*Exercise brief*:
Leave out any picture and return the remaining listing below exactly as given.

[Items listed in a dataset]
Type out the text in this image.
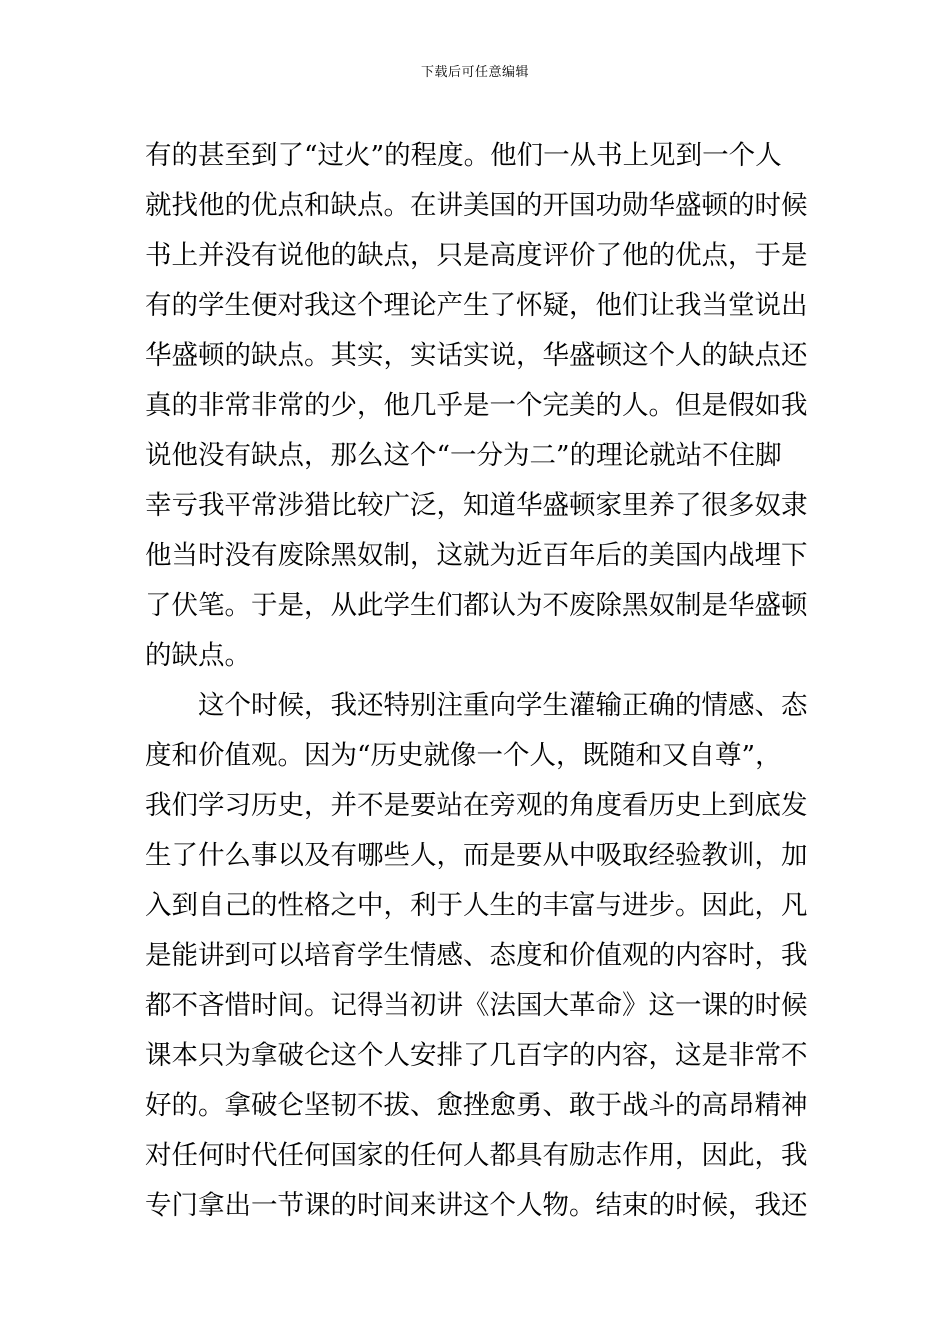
下载后可任意编辑
有的甚至到了“过火”的程度。他们一从书上见到一个人
就找他的优点和缺点。在讲美国的开国功勋华盛顿的时候
书上并没有说他的缺点，只是高度评价了他的优点，于是
有的学生便对我这个理论产生了怀疑，他们让我当堂说出
华盛顿的缺点。其实，实话实说，华盛顿这个人的缺点还
真的非常非常的少，他几乎是一个完美的人。但是假如我
说他没有缺点，那么这个“一分为二”的理论就站不住脚
幸亏我平常涉猎比较广泛，知道华盛顿家里养了很多奴隶
他当时没有废除黑奴制，这就为近百年后的美国内战埋下
了伏笔。于是，从此学生们都认为不废除黑奴制是华盛顿
的缺点。
这个时候，我还特别注重向学生灌输正确的情感、态
度和价值观。因为“历史就像一个人，既随和又自尊”，
我们学习历史，并不是要站在旁观的角度看历史上到底发
生了什么事以及有哪些人，而是要从中吸取经验教训，加
入到自己的性格之中，利于人生的丰富与进步。因此，凡
是能讲到可以培育学生情感、态度和价值观的内容时，我
都不吝惜时间。记得当初讲《法国大革命》这一课的时候
课本只为拿破仑这个人安排了几百字的内容，这是非常不
好的。拿破仑坚韧不拔、愈挫愈勇、敢于战斗的高昂精神
对任何时代任何国家的任何人都具有励志作用，因此，我
专门拿出一节课的时间来讲这个人物。结束的时候，我还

*Written response*:
Type out the text in this image.
下载后可任意编辑
有的甚至到了“过火”的程度。他们一从书上见到一个人
就找他的优点和缺点。在讲美国的开国功勋华盛顿的时候
书上并没有说他的缺点，只是高度评价了他的优点，于是
有的学生便对我这个理论产生了怀疑，他们让我当堂说出
华盛顿的缺点。其实，实话实说，华盛顿这个人的缺点还
真的非常非常的少，他几乎是一个完美的人。但是假如我
说他没有缺点，那么这个“一分为二”的理论就站不住脚
幸亏我平常涉猎比较广泛，知道华盛顿家里养了很多奴隶
他当时没有废除黑奴制，这就为近百年后的美国内战埋下
了伏笔。于是，从此学生们都认为不废除黑奴制是华盛顿
的缺点。
这个时候，我还特别注重向学生灌输正确的情感、态
度和价值观。因为“历史就像一个人，既随和又自尊”，
我们学习历史，并不是要站在旁观的角度看历史上到底发
生了什么事以及有哪些人，而是要从中吸取经验教训，加
入到自己的性格之中，利于人生的丰富与进步。因此，凡
是能讲到可以培育学生情感、态度和价值观的内容时，我
都不吝惜时间。记得当初讲《法国大革命》这一课的时候
课本只为拿破仑这个人安排了几百字的内容，这是非常不
好的。拿破仑坚韧不拔、愈挫愈勇、敢于战斗的高昂精神
对任何时代任何国家的任何人都具有励志作用，因此，我
专门拿出一节课的时间来讲这个人物。结束的时候，我还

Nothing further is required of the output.